What needs to be done >> Report the tally of lines featuring the word "panel" in the entries below, without anything else.

Provided entries >>

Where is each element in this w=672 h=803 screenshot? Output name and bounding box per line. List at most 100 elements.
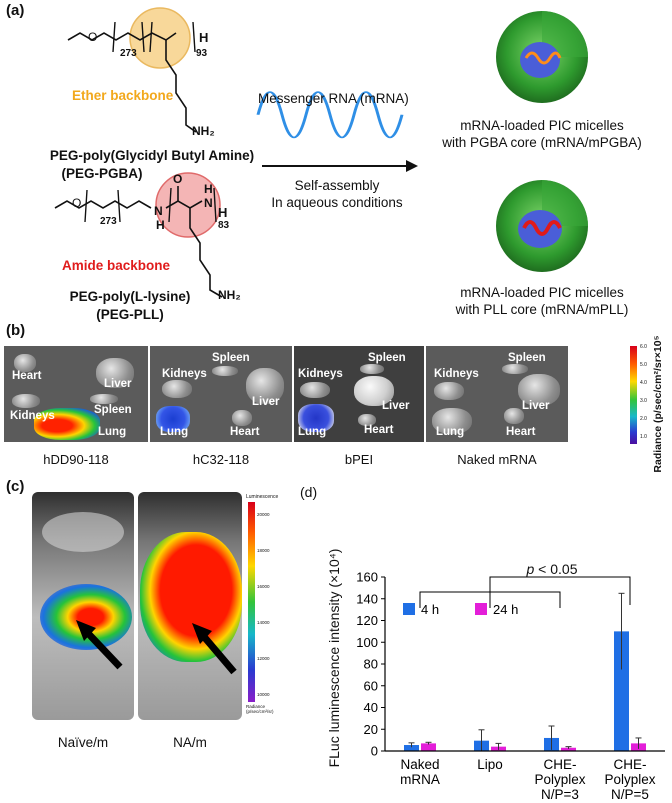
mouse-image-na <box>138 492 242 720</box>
organ-kidneys <box>162 380 192 398</box>
pgba-peg-subscript: 273 <box>120 48 137 59</box>
organ-label-4: Lung <box>436 426 465 438</box>
y-tick-label: 160 <box>356 570 378 585</box>
organ-label-1: Heart <box>12 370 42 382</box>
naive-arrow <box>76 620 123 670</box>
lum-tick-3: 16000 <box>257 584 270 589</box>
pll-ring-n: N <box>204 196 213 210</box>
significance-bracket <box>489 576 631 605</box>
organ-label-1: Spleen <box>212 352 250 364</box>
organ-kidneys <box>12 394 40 408</box>
panel-c-label: (c) <box>6 478 25 495</box>
significance-text: < 0.05 <box>538 561 578 577</box>
pll-nh-h: H <box>156 218 165 232</box>
bar-4h <box>404 745 419 751</box>
organ-heart <box>358 414 376 426</box>
organ-label-5: Lung <box>98 426 127 438</box>
amide-backbone-highlight <box>155 172 221 238</box>
organ-label-3: Liver <box>522 400 550 412</box>
pll-poly-subscript: 83 <box>218 220 230 231</box>
organ-label-1: Spleen <box>508 352 546 364</box>
radiance-tick-3: 4.0 <box>640 380 647 386</box>
pgba-bracket-right <box>141 21 145 53</box>
ether-backbone-highlight <box>129 7 191 69</box>
pll-nh-n: N <box>154 204 163 218</box>
pgba-bracket-left <box>112 21 116 53</box>
amide-backbone-label: Amide backbone <box>62 258 171 273</box>
ether-backbone-label: Ether backbone <box>72 88 174 103</box>
micelle-pll-line1: mRNA-loaded PIC micelles <box>460 285 624 300</box>
micelle-pgba-cut <box>542 11 588 57</box>
pll-amide <box>165 200 203 209</box>
organ-label-5: Heart <box>364 424 394 436</box>
panel-a-label: (a) <box>6 2 25 19</box>
panel-d-label: (d) <box>300 484 318 500</box>
bar-24h <box>421 743 436 751</box>
significance-annotation: p < 0.05 <box>526 561 578 577</box>
x-tick-label: Polyplex <box>604 772 655 787</box>
pgba-name-line1: PEG-poly(Glycidyl Butyl Amine) <box>49 148 255 163</box>
radiance-tick-5: 2.0 <box>640 416 647 422</box>
y-tick-label: 80 <box>364 657 378 672</box>
y-tick-label: 60 <box>364 678 378 693</box>
lum-tick-2: 18000 <box>257 548 270 553</box>
lung-signal <box>298 404 334 432</box>
pll-name-line2: (PEG-PLL) <box>96 307 164 322</box>
x-tick-label: Lipo <box>477 757 503 772</box>
organ-label-4: Lung <box>298 426 327 438</box>
luminescence-colorbar-title: Luminescence <box>246 494 279 500</box>
organ-image-hc32: Spleen Kidneys Liver Lung Heart <box>150 346 292 442</box>
pgba-bracket2-right <box>192 21 196 53</box>
organ-image-naked: Spleen Kidneys Liver Lung Heart <box>426 346 568 442</box>
lung-signal <box>34 408 100 440</box>
organ-spleen <box>90 394 118 404</box>
organ-image-bpei: Spleen Kidneys Liver Lung Heart <box>294 346 424 442</box>
assembly-arrow-head <box>406 160 418 172</box>
pll-bracket2-right <box>213 187 217 223</box>
na-arrow <box>192 623 237 675</box>
pgba-h-end: H <box>199 30 209 45</box>
pgba-peg-chain <box>67 32 177 41</box>
pll-o-atom: O <box>72 196 82 210</box>
micelle-pll-line2: with PLL core (mRNA/mPLL) <box>455 302 629 317</box>
pll-side-chain <box>189 208 223 298</box>
organ-heart <box>232 410 252 426</box>
organ-label-4: Spleen <box>94 404 132 416</box>
organ-label-4: Lung <box>160 426 189 438</box>
legend-label: 24 h <box>493 602 518 617</box>
radiance-tick-2: 5.0 <box>640 362 647 368</box>
organ-label-5: Heart <box>506 426 536 438</box>
x-tick-label: N/P=3 <box>541 787 579 802</box>
y-axis-label: FLuc luminescence intensity (×10⁴) <box>326 548 342 768</box>
organ-liver <box>518 374 560 406</box>
pgba-amine: NH₂ <box>192 124 215 138</box>
pll-bracket-right <box>117 189 121 223</box>
mrna-wave <box>256 91 404 139</box>
x-tick-label: Naked <box>400 757 439 772</box>
pgba-bracket2-left <box>149 21 153 53</box>
caption-naive: Naïve/m <box>57 735 109 750</box>
organ-label-2: Kidneys <box>298 368 343 380</box>
organ-liver <box>246 368 284 404</box>
organ-label-2: Kidneys <box>434 368 479 380</box>
lum-tick-4: 14000 <box>257 620 270 625</box>
caption-na: NA/m <box>173 735 207 750</box>
organ-heart <box>504 408 524 424</box>
pll-bracket-left <box>84 189 88 223</box>
bar-4h <box>614 631 629 751</box>
organ-liver <box>96 358 134 388</box>
legend-label: 4 h <box>421 602 439 617</box>
y-tick-label: 0 <box>371 744 378 759</box>
micelle-pll-mrna <box>522 220 562 236</box>
pll-h-end: H <box>218 205 228 220</box>
luminescence-colorbar <box>248 502 255 702</box>
caption-hc32: hC32-118 <box>192 452 250 467</box>
pgba-o-atom: O <box>88 30 98 44</box>
radiance-tick-4: 3.0 <box>640 398 647 404</box>
pll-peg-chain <box>54 200 152 209</box>
organ-label-5: Heart <box>230 426 260 438</box>
panel-b-label: (b) <box>6 322 26 339</box>
y-tick-label: 120 <box>356 613 378 628</box>
legend-swatch <box>475 603 487 615</box>
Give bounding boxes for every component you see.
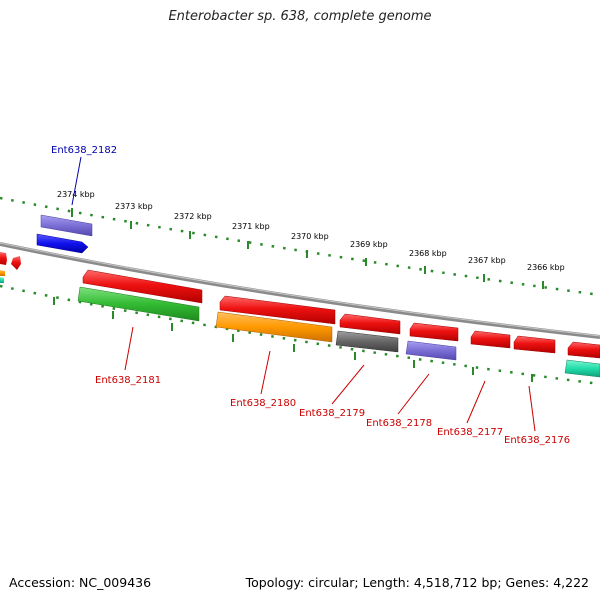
gene-feature-ent638-2177[interactable] [470,330,511,349]
gene-label-ent638-2176[interactable]: Ent638_2176 [504,435,570,446]
connector-ent638-2176 [528,385,536,432]
gene-label-ent638-2179[interactable]: Ent638_2179 [299,408,365,419]
gene-labels: Ent638_2182 Ent638_2181 Ent638_2180 Ent6… [51,145,570,446]
gene-feature-ent638-2180[interactable] [215,311,333,343]
scale-label: 2370 kbp [291,232,329,241]
gene-feature-ent638-2181-red[interactable] [82,269,203,304]
gene-feature-ent638-2181[interactable] [77,286,200,322]
connector-ent638-2177 [466,380,486,424]
gene-feature-red-left-edge[interactable] [0,252,7,265]
connector-ent638-2182 [71,156,82,206]
scale-dots-outer [0,196,600,297]
gene-feature-ent638-2176[interactable] [513,335,556,354]
scale-label: 2368 kbp [409,249,447,258]
gene-label-ent638-2178[interactable]: Ent638_2178 [366,418,432,429]
gene-feature-ent638-2178[interactable] [405,340,457,361]
scale-label: 2373 kbp [115,202,153,211]
gene-feature-orange-left-edge[interactable] [0,270,5,276]
gene-label-ent638-2182[interactable]: Ent638_2182 [51,145,117,156]
scale-label: 2369 kbp [350,240,388,249]
connector-ent638-2181 [124,326,134,371]
genome-backbone-highlight [0,242,600,337]
gene-feature-red-4[interactable] [409,322,459,342]
gene-feature-teal-left-edge[interactable] [0,277,4,283]
genome-summary: Topology: circular; Length: 4,518,712 bp… [245,575,589,590]
gene-label-ent638-2180[interactable]: Ent638_2180 [230,398,296,409]
accession-info: Accession: NC_009436 [9,575,152,590]
scale-label: 2366 kbp [527,263,565,272]
gene-features [0,214,600,378]
gene-feature-ent638-2182[interactable] [40,214,93,237]
gene-feature-red-3[interactable] [339,313,401,335]
genome-backbone [0,242,600,339]
scale-labels: 2374 kbp 2373 kbp 2372 kbp 2371 kbp 2370… [57,190,565,272]
scale-track-inner [0,284,600,386]
scale-label: 2374 kbp [57,190,95,199]
scale-track-outer [0,196,600,297]
map-title: Enterobacter sp. 638, complete genome [168,9,432,24]
gene-label-ent638-2181[interactable]: Ent638_2181 [95,375,161,386]
connector-ent638-2180 [260,350,271,395]
gene-feature-ent638-2179[interactable] [335,330,399,353]
scale-dots-inner [0,284,600,386]
gene-feature-blue[interactable] [36,233,89,254]
gene-feature-red-2[interactable] [219,295,336,325]
scale-label: 2371 kbp [232,222,270,231]
scale-label: 2372 kbp [174,212,212,221]
scale-label: 2367 kbp [468,256,506,265]
gene-label-ent638-2177[interactable]: Ent638_2177 [437,427,503,438]
gene-feature-red-small[interactable] [11,256,21,270]
gene-feature-teal-right-edge[interactable] [564,359,600,378]
gene-feature-red-right-edge[interactable] [567,341,600,359]
connector-ent638-2179 [331,364,365,405]
connector-ent638-2178 [397,373,430,415]
label-connectors [71,156,536,432]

Result of the exercise >> 4